- **INSTRUCTIONS FOR THE TASK**: Copy nothing but the text: repeat each entry exactly and drop the images.
++++ DATA LINES
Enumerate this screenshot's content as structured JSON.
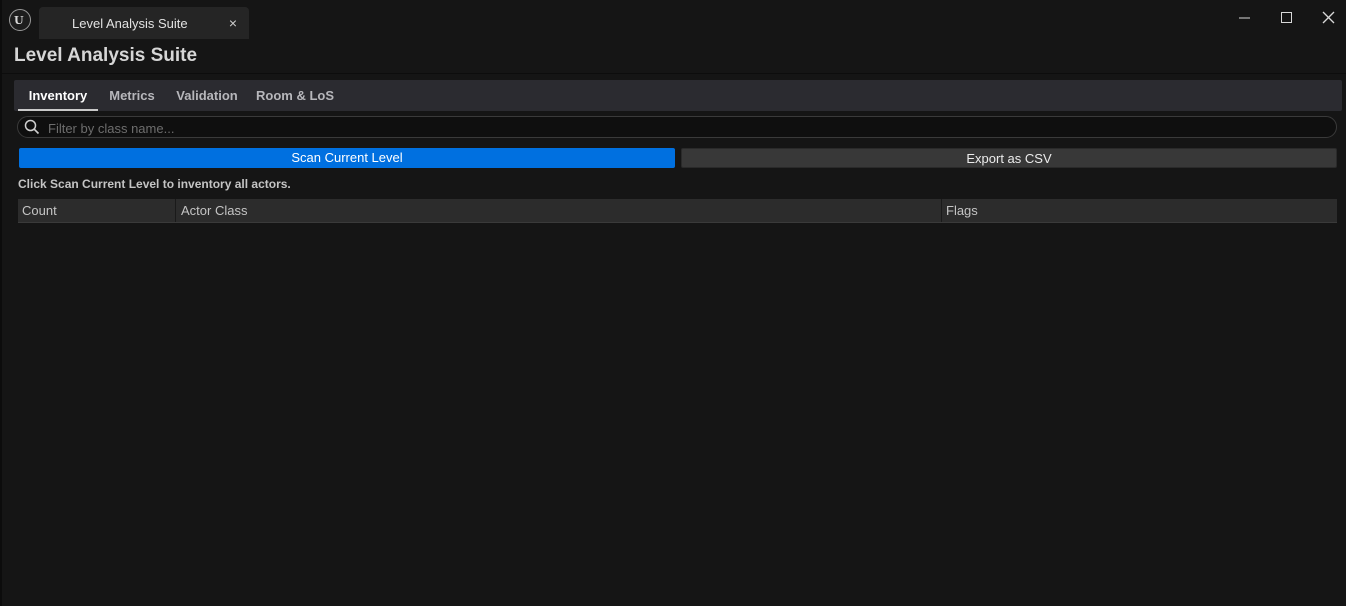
{
  "window": {
    "tab_title": "Level Analysis Suite",
    "tab_close": "×",
    "logo_icon": "unreal-logo-icon",
    "controls": [
      "minimize-icon",
      "maximize-icon",
      "close-icon"
    ]
  },
  "panel": {
    "title": "Level Analysis Suite"
  },
  "tabs": [
    {
      "label": "Inventory",
      "active": true
    },
    {
      "label": "Metrics",
      "active": false
    },
    {
      "label": "Validation",
      "active": false
    },
    {
      "label": "Room & LoS",
      "active": false
    }
  ],
  "search": {
    "placeholder": "Filter by class name...",
    "value": "",
    "icon": "search-icon"
  },
  "actions": {
    "scan_label": "Scan Current Level",
    "export_label": "Export as CSV"
  },
  "hint": "Click Scan Current Level to inventory all actors.",
  "table": {
    "columns": [
      "Count",
      "Actor Class",
      "Flags"
    ],
    "rows": []
  },
  "colors": {
    "accent": "#0070e0",
    "background": "#151515",
    "tabbar": "#2b2b30"
  }
}
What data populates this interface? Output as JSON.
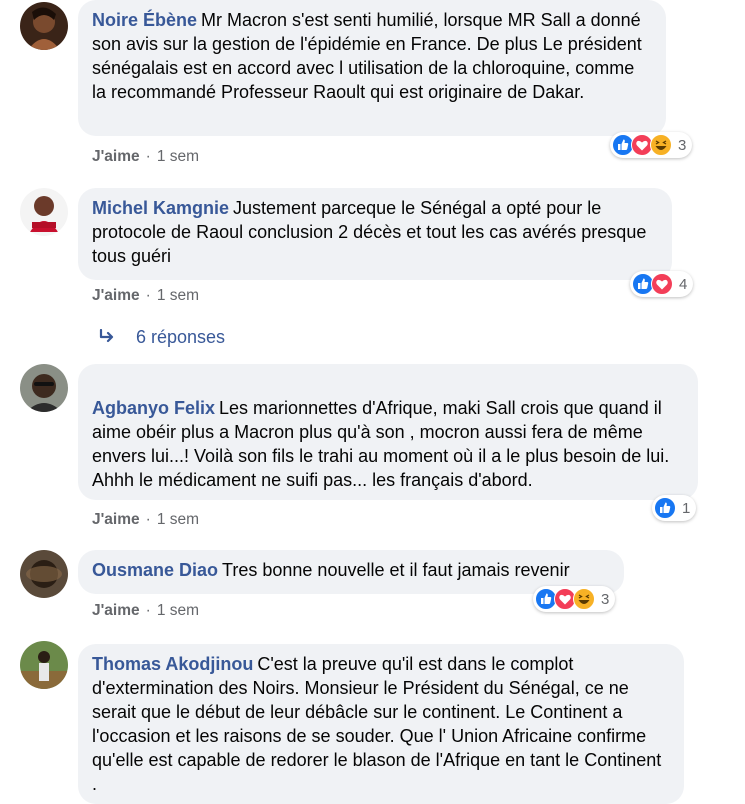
{
  "comments": [
    {
      "author": "Noire Ébène",
      "text": "Mr Macron s'est senti humilié, lorsque MR Sall a donné son avis sur la gestion de l'épidémie en France. De plus Le président sénégalais est en accord avec l utilisation de la chloroquine, comme la recommandé Professeur Raoult qui est originaire de Dakar.",
      "like_label": "J'aime",
      "time": "1 sem",
      "reactions": [
        "like-icon",
        "love-icon",
        "haha-icon"
      ],
      "reaction_count": "3"
    },
    {
      "author": "Michel Kamgnie",
      "text": "Justement parceque le Sénégal a opté pour le protocole de Raoul conclusion 2 décès et tout les cas avérés presque tous guéri",
      "like_label": "J'aime",
      "time": "1 sem",
      "reactions": [
        "like-icon",
        "love-icon"
      ],
      "reaction_count": "4",
      "replies_label": "6 réponses"
    },
    {
      "author": "Agbanyo Felix",
      "text": "Les marionnettes d'Afrique, maki Sall crois que quand il aime obéir plus a Macron plus qu'à son , mocron aussi fera de même envers lui...! Voilà son fils le trahi au moment où il a le plus besoin de lui.\nAhhh le médicament ne suifi pas... les français d'abord.",
      "like_label": "J'aime",
      "time": "1 sem",
      "reactions": [
        "like-icon"
      ],
      "reaction_count": "1"
    },
    {
      "author": "Ousmane Diao",
      "text": "Tres bonne nouvelle et il faut jamais revenir",
      "like_label": "J'aime",
      "time": "1 sem",
      "reactions": [
        "like-icon",
        "love-icon",
        "haha-icon"
      ],
      "reaction_count": "3"
    },
    {
      "author": "Thomas Akodjinou",
      "text": "C'est la preuve qu'il est dans le complot d'extermination des Noirs. Monsieur le Président du Sénégal, ce ne serait que le début de leur débâcle sur le continent. Le Continent a l'occasion et les raisons de se souder. Que l' Union Africaine confirme qu'elle est capable de redorer le blason de l'Afrique en tant le Continent ."
    }
  ],
  "colors": {
    "author": "#385898",
    "bubble": "#f0f2f5",
    "meta": "#65676b",
    "like_blue": "#1877f2",
    "love_red": "#f33e58",
    "haha_yellow": "#f7b125"
  }
}
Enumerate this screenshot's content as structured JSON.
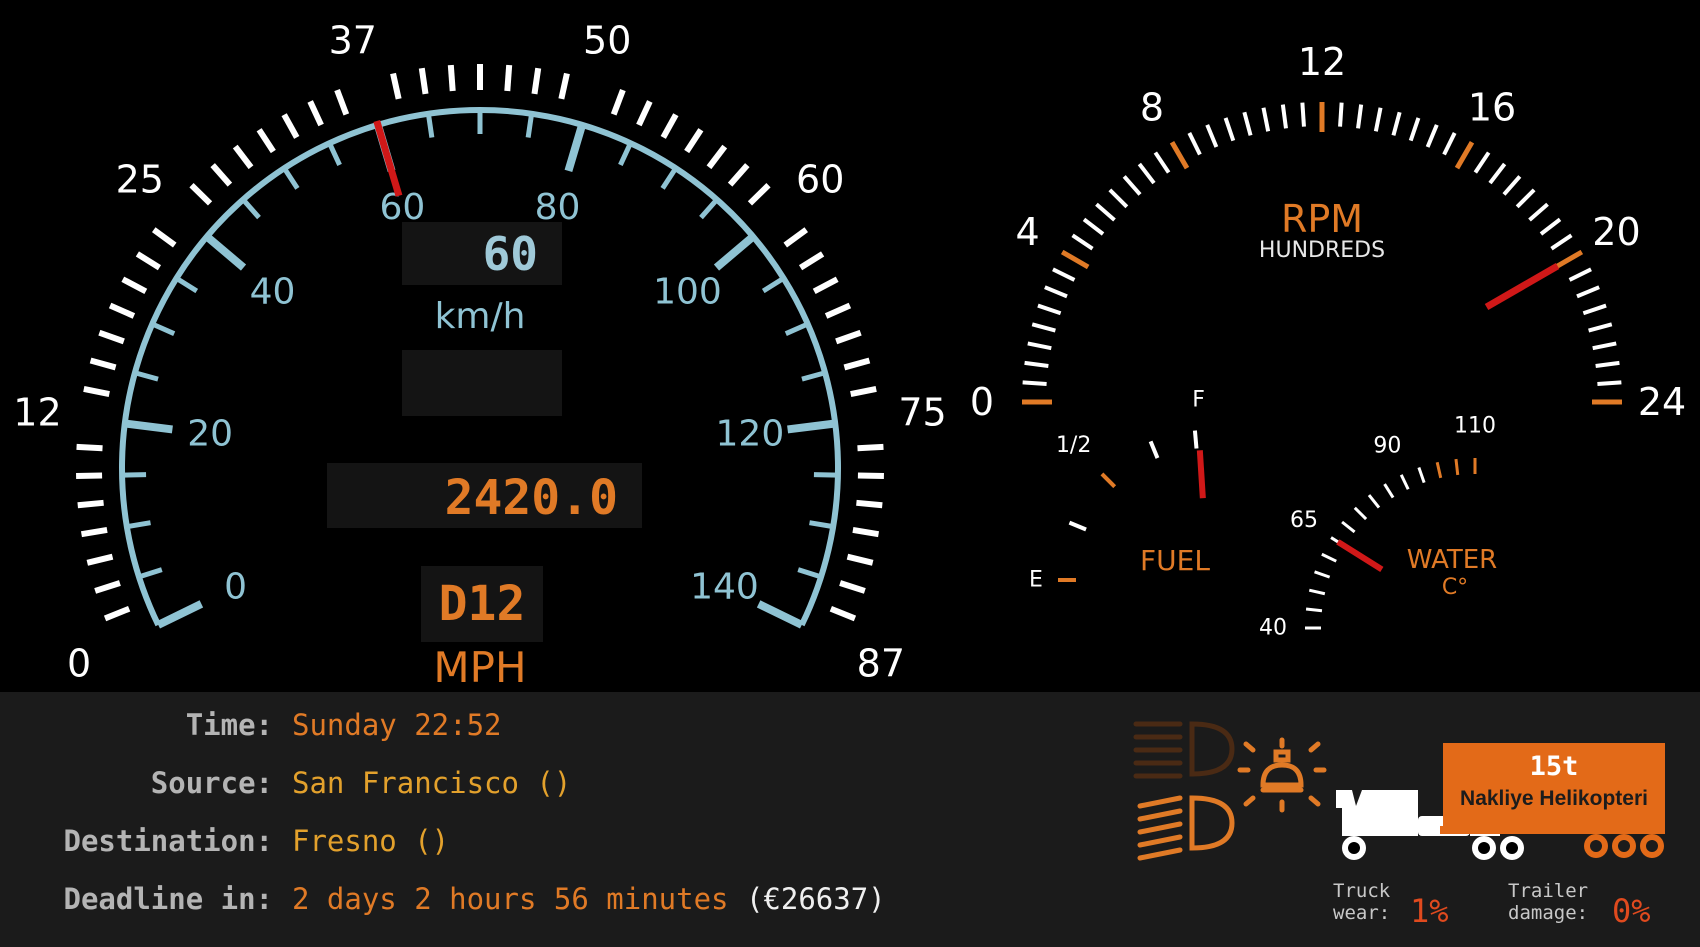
{
  "speedometer": {
    "outer_labels": [
      "0",
      "12",
      "25",
      "37",
      "50",
      "60",
      "75",
      "87"
    ],
    "inner_labels": [
      "0",
      "20",
      "40",
      "60",
      "80",
      "100",
      "120",
      "140"
    ],
    "needle_kmh": 60,
    "digital_speed": "60",
    "unit_label": "km/h",
    "odometer": "2420.0",
    "gear": "D12",
    "outer_unit": "MPH"
  },
  "tachometer": {
    "labels": [
      "0",
      "4",
      "8",
      "12",
      "16",
      "20",
      "24"
    ],
    "title": "RPM",
    "subtitle": "HUNDREDS",
    "needle_hundreds": 20
  },
  "fuel": {
    "labels": {
      "empty": "E",
      "half": "1/2",
      "full": "F"
    },
    "title": "FUEL",
    "level_fraction": 0.96
  },
  "water": {
    "labels": [
      "40",
      "65",
      "90",
      "110"
    ],
    "title": "WATER",
    "unit": "C°",
    "temperature": 65
  },
  "trip": {
    "time_label": "Time:",
    "time_value": "Sunday 22:52",
    "source_label": "Source:",
    "source_value": "San Francisco ()",
    "destination_label": "Destination:",
    "destination_value": "Fresno ()",
    "deadline_label": "Deadline in:",
    "deadline_value": "2 days 2 hours 56 minutes",
    "income": "(€26637)"
  },
  "cargo": {
    "weight": "15t",
    "name": "Nakliye Helikopteri"
  },
  "damage": {
    "truck_label_1": "Truck",
    "truck_label_2": "wear:",
    "truck_value": "1%",
    "trailer_label_1": "Trailer",
    "trailer_label_2": "damage:",
    "trailer_value": "0%"
  },
  "indicators": {
    "low_beam": "low-beam-icon",
    "high_beam": "high-beam-icon",
    "beacon": "beacon-icon",
    "low_beam_active": false,
    "high_beam_active": true,
    "beacon_active": true
  },
  "colors": {
    "orange": "#e07a26",
    "blue": "#8fc3d3",
    "needle": "#d01818",
    "amber": "#e3a12c"
  }
}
++++++++
- **TASK RESPONSE**:
Enumerate this screenshot's content as structured JSON.
{
  "window": {
    "tab_title": "Level Analysis Suite",
    "tab_close": "×",
    "logo_icon": "unreal-logo-icon",
    "controls": [
      "minimize-icon",
      "maximize-icon",
      "close-icon"
    ]
  },
  "panel": {
    "title": "Level Analysis Suite"
  },
  "tabs": [
    {
      "label": "Inventory",
      "active": true
    },
    {
      "label": "Metrics",
      "active": false
    },
    {
      "label": "Validation",
      "active": false
    },
    {
      "label": "Room & LoS",
      "active": false
    }
  ],
  "search": {
    "placeholder": "Filter by class name...",
    "value": "",
    "icon": "search-icon"
  },
  "actions": {
    "scan_label": "Scan Current Level",
    "export_label": "Export as CSV"
  },
  "hint": "Click Scan Current Level to inventory all actors.",
  "table": {
    "columns": [
      "Count",
      "Actor Class",
      "Flags"
    ],
    "rows": []
  },
  "colors": {
    "accent": "#0070e0",
    "background": "#151515",
    "tabbar": "#2b2b30"
  }
}
What data populates this interface? Output as JSON.
{
  "comments": [
    {
      "author": "Noire Ébène",
      "text": "Mr Macron s'est senti humilié, lorsque MR Sall a donné son avis sur la gestion de l'épidémie en France. De plus Le président sénégalais est en accord avec l utilisation de la chloroquine, comme la recommandé Professeur Raoult qui est originaire de Dakar.",
      "like_label": "J'aime",
      "time": "1 sem",
      "reactions": [
        "like-icon",
        "love-icon",
        "haha-icon"
      ],
      "reaction_count": "3"
    },
    {
      "author": "Michel Kamgnie",
      "text": "Justement parceque le Sénégal a opté pour le protocole de Raoul conclusion 2 décès et tout les cas avérés presque tous guéri",
      "like_label": "J'aime",
      "time": "1 sem",
      "reactions": [
        "like-icon",
        "love-icon"
      ],
      "reaction_count": "4",
      "replies_label": "6 réponses"
    },
    {
      "author": "Agbanyo Felix",
      "text": "Les marionnettes d'Afrique, maki Sall crois que quand il aime obéir plus a Macron plus qu'à son , mocron aussi fera de même envers lui...! Voilà son fils le trahi au moment où il a le plus besoin de lui.\nAhhh le médicament ne suifi pas... les français d'abord.",
      "like_label": "J'aime",
      "time": "1 sem",
      "reactions": [
        "like-icon"
      ],
      "reaction_count": "1"
    },
    {
      "author": "Ousmane Diao",
      "text": "Tres bonne nouvelle et il faut jamais revenir",
      "like_label": "J'aime",
      "time": "1 sem",
      "reactions": [
        "like-icon",
        "love-icon",
        "haha-icon"
      ],
      "reaction_count": "3"
    },
    {
      "author": "Thomas Akodjinou",
      "text": "C'est la preuve qu'il est dans le complot d'extermination des Noirs. Monsieur le Président du Sénégal, ce ne serait que le début de leur débâcle sur le continent. Le Continent a l'occasion et les raisons de se souder. Que l' Union Africaine confirme qu'elle est capable de redorer le blason de l'Afrique en tant le Continent ."
    }
  ],
  "colors": {
    "author": "#385898",
    "bubble": "#f0f2f5",
    "meta": "#65676b",
    "like_blue": "#1877f2",
    "love_red": "#f33e58",
    "haha_yellow": "#f7b125"
  }
}
Enumerate this screenshot's content as structured JSON.
{
  "speedometer": {
    "outer_labels": [
      "0",
      "12",
      "25",
      "37",
      "50",
      "60",
      "75",
      "87"
    ],
    "inner_labels": [
      "0",
      "20",
      "40",
      "60",
      "80",
      "100",
      "120",
      "140"
    ],
    "needle_kmh": 60,
    "digital_speed": "60",
    "unit_label": "km/h",
    "odometer": "2420.0",
    "gear": "D12",
    "outer_unit": "MPH"
  },
  "tachometer": {
    "labels": [
      "0",
      "4",
      "8",
      "12",
      "16",
      "20",
      "24"
    ],
    "title": "RPM",
    "subtitle": "HUNDREDS",
    "needle_hundreds": 20
  },
  "fuel": {
    "labels": {
      "empty": "E",
      "half": "1/2",
      "full": "F"
    },
    "title": "FUEL",
    "level_fraction": 0.96
  },
  "water": {
    "labels": [
      "40",
      "65",
      "90",
      "110"
    ],
    "title": "WATER",
    "unit": "C°",
    "temperature": 65
  },
  "trip": {
    "time_label": "Time:",
    "time_value": "Sunday 22:52",
    "source_label": "Source:",
    "source_value": "San Francisco ()",
    "destination_label": "Destination:",
    "destination_value": "Fresno ()",
    "deadline_label": "Deadline in:",
    "deadline_value": "2 days 2 hours 56 minutes",
    "income": "(€26637)"
  },
  "cargo": {
    "weight": "15t",
    "name": "Nakliye Helikopteri"
  },
  "damage": {
    "truck_label_1": "Truck",
    "truck_label_2": "wear:",
    "truck_value": "1%",
    "trailer_label_1": "Trailer",
    "trailer_label_2": "damage:",
    "trailer_value": "0%"
  },
  "indicators": {
    "low_beam": "low-beam-icon",
    "high_beam": "high-beam-icon",
    "beacon": "beacon-icon",
    "low_beam_active": false,
    "high_beam_active": true,
    "beacon_active": true
  },
  "colors": {
    "orange": "#e07a26",
    "blue": "#8fc3d3",
    "needle": "#d01818",
    "amber": "#e3a12c"
  }
}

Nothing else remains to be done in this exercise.